[Labeled region entries]
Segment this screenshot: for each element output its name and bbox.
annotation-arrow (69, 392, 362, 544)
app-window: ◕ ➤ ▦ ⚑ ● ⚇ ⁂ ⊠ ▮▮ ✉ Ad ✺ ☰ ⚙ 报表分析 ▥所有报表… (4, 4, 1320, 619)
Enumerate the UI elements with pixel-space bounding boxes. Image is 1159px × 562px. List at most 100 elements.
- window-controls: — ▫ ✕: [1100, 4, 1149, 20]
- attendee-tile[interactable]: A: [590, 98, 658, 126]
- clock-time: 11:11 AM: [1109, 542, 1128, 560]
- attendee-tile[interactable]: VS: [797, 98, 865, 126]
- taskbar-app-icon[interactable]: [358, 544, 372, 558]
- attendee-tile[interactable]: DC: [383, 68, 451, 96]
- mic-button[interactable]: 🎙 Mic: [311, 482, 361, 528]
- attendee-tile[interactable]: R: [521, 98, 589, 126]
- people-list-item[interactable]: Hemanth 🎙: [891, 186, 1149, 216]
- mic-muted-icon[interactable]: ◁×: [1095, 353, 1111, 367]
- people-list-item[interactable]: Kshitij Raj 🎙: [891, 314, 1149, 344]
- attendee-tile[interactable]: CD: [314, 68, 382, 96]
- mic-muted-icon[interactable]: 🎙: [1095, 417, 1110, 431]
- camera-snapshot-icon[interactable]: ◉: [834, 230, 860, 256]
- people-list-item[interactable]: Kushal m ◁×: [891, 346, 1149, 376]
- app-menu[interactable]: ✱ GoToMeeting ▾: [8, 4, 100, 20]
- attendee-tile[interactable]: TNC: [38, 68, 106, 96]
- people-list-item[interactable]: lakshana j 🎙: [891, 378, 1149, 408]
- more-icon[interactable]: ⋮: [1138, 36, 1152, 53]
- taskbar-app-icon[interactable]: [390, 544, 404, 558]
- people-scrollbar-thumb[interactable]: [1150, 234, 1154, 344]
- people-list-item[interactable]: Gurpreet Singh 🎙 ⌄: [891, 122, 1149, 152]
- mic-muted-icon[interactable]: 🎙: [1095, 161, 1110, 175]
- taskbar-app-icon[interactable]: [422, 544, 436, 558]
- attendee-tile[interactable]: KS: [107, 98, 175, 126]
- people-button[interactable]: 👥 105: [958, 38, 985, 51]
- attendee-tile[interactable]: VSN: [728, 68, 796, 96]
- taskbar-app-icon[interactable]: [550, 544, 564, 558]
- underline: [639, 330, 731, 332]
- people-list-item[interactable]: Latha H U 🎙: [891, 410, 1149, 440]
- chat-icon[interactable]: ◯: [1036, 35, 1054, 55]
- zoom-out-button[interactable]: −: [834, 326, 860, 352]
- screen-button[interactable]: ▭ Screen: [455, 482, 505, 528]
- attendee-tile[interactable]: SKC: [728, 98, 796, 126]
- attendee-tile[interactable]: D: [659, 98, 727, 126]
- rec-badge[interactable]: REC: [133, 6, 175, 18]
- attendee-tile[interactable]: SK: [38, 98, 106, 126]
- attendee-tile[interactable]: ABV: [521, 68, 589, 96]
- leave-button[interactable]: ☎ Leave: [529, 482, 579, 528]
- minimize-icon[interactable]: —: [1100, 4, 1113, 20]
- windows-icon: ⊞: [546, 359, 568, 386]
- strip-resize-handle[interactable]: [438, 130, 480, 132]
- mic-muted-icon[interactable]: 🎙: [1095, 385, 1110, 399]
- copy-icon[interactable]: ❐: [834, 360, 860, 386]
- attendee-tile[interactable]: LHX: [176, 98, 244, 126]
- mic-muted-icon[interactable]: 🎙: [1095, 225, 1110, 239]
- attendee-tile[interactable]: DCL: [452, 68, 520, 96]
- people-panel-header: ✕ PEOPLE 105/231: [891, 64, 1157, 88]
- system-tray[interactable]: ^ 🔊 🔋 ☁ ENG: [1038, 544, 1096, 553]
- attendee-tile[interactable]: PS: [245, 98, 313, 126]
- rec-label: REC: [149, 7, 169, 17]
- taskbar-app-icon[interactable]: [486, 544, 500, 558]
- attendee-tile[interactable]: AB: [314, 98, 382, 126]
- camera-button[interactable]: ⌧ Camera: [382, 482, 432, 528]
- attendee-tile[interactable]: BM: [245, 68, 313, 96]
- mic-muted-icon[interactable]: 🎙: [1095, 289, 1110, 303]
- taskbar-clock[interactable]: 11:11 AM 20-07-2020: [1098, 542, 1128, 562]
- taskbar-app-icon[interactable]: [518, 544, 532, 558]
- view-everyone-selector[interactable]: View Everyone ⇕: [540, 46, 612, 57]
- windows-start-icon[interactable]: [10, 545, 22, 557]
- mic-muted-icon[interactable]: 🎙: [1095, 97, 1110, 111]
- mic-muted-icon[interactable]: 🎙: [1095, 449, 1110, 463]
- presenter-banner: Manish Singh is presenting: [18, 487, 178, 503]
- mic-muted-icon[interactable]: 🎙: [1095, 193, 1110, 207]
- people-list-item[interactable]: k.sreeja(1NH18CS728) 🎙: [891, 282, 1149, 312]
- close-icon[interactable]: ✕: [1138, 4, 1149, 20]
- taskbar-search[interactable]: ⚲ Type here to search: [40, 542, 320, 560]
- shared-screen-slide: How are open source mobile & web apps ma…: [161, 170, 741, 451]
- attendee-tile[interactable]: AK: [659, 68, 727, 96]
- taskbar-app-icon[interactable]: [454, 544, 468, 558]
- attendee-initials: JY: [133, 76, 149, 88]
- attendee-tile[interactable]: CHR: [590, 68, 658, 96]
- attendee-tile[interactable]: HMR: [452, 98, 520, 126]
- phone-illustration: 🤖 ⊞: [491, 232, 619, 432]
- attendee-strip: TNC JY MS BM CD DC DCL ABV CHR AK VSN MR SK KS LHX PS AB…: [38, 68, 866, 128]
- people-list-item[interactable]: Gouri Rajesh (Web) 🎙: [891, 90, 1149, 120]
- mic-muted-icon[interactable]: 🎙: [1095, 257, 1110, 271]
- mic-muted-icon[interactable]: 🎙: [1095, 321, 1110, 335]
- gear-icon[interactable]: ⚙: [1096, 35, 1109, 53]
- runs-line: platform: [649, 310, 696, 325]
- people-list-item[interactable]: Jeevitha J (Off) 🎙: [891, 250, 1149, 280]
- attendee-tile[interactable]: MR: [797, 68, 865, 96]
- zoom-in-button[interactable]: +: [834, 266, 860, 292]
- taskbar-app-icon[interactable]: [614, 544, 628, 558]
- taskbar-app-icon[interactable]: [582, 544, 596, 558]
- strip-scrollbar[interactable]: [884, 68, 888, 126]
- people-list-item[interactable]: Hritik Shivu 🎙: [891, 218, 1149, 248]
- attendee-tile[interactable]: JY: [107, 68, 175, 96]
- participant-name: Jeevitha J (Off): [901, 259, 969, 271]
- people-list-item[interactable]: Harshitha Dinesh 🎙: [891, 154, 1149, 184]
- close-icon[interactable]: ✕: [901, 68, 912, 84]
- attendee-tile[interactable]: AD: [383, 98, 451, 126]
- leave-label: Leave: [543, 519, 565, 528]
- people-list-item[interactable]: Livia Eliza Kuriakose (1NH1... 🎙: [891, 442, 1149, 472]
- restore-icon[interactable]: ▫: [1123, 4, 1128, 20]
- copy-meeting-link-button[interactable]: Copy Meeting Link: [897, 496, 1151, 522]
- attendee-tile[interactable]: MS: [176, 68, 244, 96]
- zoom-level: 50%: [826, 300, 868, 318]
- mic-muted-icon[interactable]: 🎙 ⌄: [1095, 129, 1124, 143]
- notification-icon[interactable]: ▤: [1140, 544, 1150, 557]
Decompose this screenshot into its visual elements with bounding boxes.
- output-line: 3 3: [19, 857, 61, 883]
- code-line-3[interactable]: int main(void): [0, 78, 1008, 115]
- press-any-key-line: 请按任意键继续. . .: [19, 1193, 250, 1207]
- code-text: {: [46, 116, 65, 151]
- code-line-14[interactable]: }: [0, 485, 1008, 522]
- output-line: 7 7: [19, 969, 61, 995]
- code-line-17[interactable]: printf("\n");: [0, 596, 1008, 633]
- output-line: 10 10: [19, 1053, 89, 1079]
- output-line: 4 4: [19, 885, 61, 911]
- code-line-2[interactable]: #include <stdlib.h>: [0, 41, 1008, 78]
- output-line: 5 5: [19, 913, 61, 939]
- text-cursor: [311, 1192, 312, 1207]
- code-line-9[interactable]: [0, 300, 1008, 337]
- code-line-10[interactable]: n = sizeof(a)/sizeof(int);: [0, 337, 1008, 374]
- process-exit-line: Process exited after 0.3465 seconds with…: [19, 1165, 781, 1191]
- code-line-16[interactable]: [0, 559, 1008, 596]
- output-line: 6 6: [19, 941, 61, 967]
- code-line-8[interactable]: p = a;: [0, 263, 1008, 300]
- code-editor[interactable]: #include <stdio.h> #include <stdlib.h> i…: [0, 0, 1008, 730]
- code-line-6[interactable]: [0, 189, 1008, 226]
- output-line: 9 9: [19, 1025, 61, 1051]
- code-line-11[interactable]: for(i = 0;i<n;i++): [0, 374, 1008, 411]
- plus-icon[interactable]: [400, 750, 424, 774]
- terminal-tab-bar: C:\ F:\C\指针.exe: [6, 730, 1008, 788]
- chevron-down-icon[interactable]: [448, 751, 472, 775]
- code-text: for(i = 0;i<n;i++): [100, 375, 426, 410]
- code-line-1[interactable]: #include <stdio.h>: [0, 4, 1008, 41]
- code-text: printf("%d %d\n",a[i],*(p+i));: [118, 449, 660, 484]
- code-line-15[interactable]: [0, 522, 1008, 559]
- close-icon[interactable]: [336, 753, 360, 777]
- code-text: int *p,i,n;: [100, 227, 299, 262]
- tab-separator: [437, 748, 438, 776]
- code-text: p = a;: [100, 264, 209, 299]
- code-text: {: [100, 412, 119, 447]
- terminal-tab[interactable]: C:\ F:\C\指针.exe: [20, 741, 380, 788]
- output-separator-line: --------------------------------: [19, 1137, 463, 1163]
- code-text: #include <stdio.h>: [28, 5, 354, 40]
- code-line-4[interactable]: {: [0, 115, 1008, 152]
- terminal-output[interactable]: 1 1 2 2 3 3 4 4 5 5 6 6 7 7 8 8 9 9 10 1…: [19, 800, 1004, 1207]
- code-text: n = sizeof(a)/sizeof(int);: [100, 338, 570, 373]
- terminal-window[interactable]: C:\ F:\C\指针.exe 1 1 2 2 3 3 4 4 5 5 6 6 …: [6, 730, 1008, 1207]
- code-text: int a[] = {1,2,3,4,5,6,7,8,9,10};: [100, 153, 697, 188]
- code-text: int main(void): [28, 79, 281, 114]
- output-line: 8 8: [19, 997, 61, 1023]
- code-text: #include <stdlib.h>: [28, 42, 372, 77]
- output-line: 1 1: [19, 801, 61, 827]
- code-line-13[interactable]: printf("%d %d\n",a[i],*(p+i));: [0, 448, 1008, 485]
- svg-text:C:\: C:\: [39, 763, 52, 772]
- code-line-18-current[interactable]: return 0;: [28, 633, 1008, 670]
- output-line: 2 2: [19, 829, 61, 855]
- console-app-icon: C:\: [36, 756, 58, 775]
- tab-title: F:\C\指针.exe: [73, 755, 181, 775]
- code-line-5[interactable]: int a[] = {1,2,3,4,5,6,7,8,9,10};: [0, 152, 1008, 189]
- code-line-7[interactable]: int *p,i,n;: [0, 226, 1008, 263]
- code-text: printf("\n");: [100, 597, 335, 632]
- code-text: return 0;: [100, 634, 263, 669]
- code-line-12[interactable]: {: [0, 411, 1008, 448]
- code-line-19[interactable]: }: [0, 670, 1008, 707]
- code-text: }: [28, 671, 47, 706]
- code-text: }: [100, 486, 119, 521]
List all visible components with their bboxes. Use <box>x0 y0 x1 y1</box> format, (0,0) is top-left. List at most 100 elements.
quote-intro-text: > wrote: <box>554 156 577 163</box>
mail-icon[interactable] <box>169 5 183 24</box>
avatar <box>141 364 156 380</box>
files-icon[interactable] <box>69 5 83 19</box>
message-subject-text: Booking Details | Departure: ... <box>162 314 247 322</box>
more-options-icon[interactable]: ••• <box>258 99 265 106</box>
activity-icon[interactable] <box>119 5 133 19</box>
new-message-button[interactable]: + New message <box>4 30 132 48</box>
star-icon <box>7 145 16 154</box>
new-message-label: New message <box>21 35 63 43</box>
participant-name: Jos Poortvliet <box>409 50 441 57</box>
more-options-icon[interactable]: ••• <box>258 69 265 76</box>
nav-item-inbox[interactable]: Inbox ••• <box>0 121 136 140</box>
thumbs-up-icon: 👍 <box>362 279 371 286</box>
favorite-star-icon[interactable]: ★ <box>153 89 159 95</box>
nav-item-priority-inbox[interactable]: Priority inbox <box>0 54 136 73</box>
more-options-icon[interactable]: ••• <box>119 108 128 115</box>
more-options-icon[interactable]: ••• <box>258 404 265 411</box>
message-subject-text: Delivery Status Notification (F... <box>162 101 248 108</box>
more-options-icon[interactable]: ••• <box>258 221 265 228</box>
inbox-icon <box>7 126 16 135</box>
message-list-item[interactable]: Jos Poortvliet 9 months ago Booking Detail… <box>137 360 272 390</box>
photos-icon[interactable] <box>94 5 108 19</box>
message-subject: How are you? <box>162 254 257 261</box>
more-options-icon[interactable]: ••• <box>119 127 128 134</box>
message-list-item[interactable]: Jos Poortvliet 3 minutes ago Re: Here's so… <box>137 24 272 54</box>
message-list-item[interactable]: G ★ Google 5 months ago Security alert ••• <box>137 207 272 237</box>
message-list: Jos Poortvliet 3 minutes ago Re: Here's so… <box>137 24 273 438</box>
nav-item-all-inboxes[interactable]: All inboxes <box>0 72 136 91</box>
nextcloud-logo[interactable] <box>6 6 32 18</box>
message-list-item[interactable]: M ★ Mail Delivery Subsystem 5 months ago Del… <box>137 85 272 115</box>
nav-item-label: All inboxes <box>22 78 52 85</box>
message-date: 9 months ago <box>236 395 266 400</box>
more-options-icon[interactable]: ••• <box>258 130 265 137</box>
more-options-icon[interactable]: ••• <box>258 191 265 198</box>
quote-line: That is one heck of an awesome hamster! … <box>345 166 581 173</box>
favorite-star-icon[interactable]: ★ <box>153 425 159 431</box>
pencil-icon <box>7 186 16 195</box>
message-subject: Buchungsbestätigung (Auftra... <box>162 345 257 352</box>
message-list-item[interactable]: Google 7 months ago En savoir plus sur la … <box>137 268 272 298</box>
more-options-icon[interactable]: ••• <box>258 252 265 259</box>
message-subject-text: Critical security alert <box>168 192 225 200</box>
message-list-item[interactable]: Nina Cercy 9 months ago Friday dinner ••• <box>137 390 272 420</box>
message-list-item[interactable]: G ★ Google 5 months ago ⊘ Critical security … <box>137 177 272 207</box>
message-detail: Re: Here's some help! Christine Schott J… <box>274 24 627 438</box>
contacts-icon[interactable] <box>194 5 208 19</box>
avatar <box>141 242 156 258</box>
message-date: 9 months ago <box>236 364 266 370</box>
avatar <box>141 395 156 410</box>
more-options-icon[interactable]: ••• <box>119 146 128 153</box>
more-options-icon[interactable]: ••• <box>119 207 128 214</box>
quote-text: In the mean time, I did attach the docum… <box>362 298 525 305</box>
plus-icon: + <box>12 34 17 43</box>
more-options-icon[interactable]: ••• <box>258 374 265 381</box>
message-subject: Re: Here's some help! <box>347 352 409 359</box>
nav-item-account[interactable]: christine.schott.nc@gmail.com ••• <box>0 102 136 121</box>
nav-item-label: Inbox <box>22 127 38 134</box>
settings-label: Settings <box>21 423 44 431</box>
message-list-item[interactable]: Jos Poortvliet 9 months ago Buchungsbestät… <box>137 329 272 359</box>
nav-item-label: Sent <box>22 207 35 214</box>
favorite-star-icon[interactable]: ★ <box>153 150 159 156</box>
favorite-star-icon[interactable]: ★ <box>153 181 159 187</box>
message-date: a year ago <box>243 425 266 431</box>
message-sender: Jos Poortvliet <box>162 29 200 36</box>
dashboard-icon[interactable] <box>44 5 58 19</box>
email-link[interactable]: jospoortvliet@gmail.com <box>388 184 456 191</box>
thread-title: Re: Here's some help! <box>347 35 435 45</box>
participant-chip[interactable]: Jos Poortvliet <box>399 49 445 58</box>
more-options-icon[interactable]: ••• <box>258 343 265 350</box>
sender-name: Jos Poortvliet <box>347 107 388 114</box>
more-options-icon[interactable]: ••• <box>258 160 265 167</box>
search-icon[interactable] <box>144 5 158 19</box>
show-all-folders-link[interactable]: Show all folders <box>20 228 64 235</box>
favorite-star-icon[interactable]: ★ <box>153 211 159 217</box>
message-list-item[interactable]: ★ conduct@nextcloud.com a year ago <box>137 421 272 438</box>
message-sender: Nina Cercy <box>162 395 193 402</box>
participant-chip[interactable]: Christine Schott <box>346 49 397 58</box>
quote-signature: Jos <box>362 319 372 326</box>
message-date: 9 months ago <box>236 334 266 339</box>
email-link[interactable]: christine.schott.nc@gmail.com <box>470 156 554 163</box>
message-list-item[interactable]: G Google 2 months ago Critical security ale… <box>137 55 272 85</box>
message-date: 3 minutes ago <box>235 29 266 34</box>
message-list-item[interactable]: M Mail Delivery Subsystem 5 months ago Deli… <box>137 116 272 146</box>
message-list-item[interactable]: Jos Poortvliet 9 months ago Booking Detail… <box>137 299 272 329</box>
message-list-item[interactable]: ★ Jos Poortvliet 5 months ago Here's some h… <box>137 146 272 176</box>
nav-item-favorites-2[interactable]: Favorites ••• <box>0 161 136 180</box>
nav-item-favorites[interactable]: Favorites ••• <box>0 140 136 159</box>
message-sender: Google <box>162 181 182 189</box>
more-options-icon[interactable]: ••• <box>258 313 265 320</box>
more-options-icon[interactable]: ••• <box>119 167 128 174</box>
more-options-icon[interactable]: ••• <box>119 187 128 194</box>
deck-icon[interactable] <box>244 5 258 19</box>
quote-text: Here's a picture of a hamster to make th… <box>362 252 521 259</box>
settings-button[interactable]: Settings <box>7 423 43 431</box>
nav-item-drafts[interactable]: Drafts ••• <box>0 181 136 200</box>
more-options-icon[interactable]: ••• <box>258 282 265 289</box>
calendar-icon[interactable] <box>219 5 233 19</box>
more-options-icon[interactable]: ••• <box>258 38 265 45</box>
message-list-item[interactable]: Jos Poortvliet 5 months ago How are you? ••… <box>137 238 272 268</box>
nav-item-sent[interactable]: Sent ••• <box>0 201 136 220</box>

### Exercise prompt
Output the lines running from the start of the records through the line that contains "- camera-snapshot-icon[interactable]: ◉: [834, 230, 860, 256]" as a JSON list of strings, one string per line, with blank lines left out.

### The solution
[
  "Segment this screenshot: for each element output its name and bbox.",
  "annotation-arrow (69, 392, 362, 544)",
  "app-window: ◕ ➤ ▦ ⚑ ● ⚇ ⁂ ⊠ ▮▮ ✉ Ad ✺ ☰ ⚙ 报表分析 ▥所有报表… (4, 4, 1320, 619)",
  "Enumerate the UI elements with pixel-space bounding boxes. Image is 1159px × 562px. List at most 100 elements.",
  "- window-controls: — ▫ ✕: [1100, 4, 1149, 20]",
  "- attendee-tile[interactable]: A: [590, 98, 658, 126]",
  "- clock-time: 11:11 AM: [1109, 542, 1128, 560]",
  "- attendee-tile[interactable]: VS: [797, 98, 865, 126]",
  "- taskbar-app-icon[interactable]: [358, 544, 372, 558]",
  "- attendee-tile[interactable]: DC: [383, 68, 451, 96]",
  "- mic-button[interactable]: 🎙 Mic: [311, 482, 361, 528]",
  "- attendee-tile[interactable]: R: [521, 98, 589, 126]",
  "- people-list-item[interactable]: Hemanth 🎙: [891, 186, 1149, 216]",
  "- mic-muted-icon[interactable]: ◁×: [1095, 353, 1111, 367]",
  "- people-list-item[interactable]: Kshitij Raj 🎙: [891, 314, 1149, 344]",
  "- attendee-tile[interactable]: CD: [314, 68, 382, 96]",
  "- mic-muted-icon[interactable]: 🎙: [1095, 417, 1110, 431]",
  "- camera-snapshot-icon[interactable]: ◉: [834, 230, 860, 256]"
]